EXERCISE DESCRIPTION:
Repeat all entries exactly.
[Start MATERIAL FOR THE TASK]
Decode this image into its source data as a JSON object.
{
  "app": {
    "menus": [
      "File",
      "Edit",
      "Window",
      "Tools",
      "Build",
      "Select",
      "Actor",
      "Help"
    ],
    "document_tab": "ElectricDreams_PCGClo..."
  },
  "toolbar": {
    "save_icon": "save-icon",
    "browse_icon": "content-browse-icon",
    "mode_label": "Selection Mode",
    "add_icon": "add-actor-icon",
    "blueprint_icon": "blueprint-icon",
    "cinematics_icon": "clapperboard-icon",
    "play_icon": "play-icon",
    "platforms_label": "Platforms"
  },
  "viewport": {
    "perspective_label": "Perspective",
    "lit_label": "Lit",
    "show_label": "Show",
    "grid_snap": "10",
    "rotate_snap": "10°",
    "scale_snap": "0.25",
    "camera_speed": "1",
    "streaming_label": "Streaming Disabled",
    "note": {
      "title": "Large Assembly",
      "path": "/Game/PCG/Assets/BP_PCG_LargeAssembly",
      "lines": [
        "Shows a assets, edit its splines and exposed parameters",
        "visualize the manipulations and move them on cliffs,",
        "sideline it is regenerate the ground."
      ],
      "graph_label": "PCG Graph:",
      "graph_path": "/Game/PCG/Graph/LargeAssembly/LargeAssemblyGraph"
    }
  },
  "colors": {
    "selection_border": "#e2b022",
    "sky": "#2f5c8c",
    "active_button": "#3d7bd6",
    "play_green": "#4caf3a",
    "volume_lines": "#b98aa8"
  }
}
[End MATERIAL FOR THE TASK]
EXERCISE ANSWER:
Decode this image into its source data as a JSON object.
{
  "app": {
    "menus": [
      "File",
      "Edit",
      "Window",
      "Tools",
      "Build",
      "Select",
      "Actor",
      "Help"
    ],
    "document_tab": "ElectricDreams_PCGClo..."
  },
  "toolbar": {
    "save_icon": "save-icon",
    "browse_icon": "content-browse-icon",
    "mode_label": "Selection Mode",
    "add_icon": "add-actor-icon",
    "blueprint_icon": "blueprint-icon",
    "cinematics_icon": "clapperboard-icon",
    "play_icon": "play-icon",
    "platforms_label": "Platforms"
  },
  "viewport": {
    "perspective_label": "Perspective",
    "lit_label": "Lit",
    "show_label": "Show",
    "grid_snap": "10",
    "rotate_snap": "10°",
    "scale_snap": "0.25",
    "camera_speed": "1",
    "streaming_label": "Streaming Disabled",
    "note": {
      "title": "Large Assembly",
      "path": "/Game/PCG/Assets/BP_PCG_LargeAssembly",
      "lines": [
        "Shows a assets, edit its splines and exposed parameters",
        "visualize the manipulations and move them on cliffs,",
        "sideline it is regenerate the ground."
      ],
      "graph_label": "PCG Graph:",
      "graph_path": "/Game/PCG/Graph/LargeAssembly/LargeAssemblyGraph"
    }
  },
  "colors": {
    "selection_border": "#e2b022",
    "sky": "#2f5c8c",
    "active_button": "#3d7bd6",
    "play_green": "#4caf3a",
    "volume_lines": "#b98aa8"
  }
}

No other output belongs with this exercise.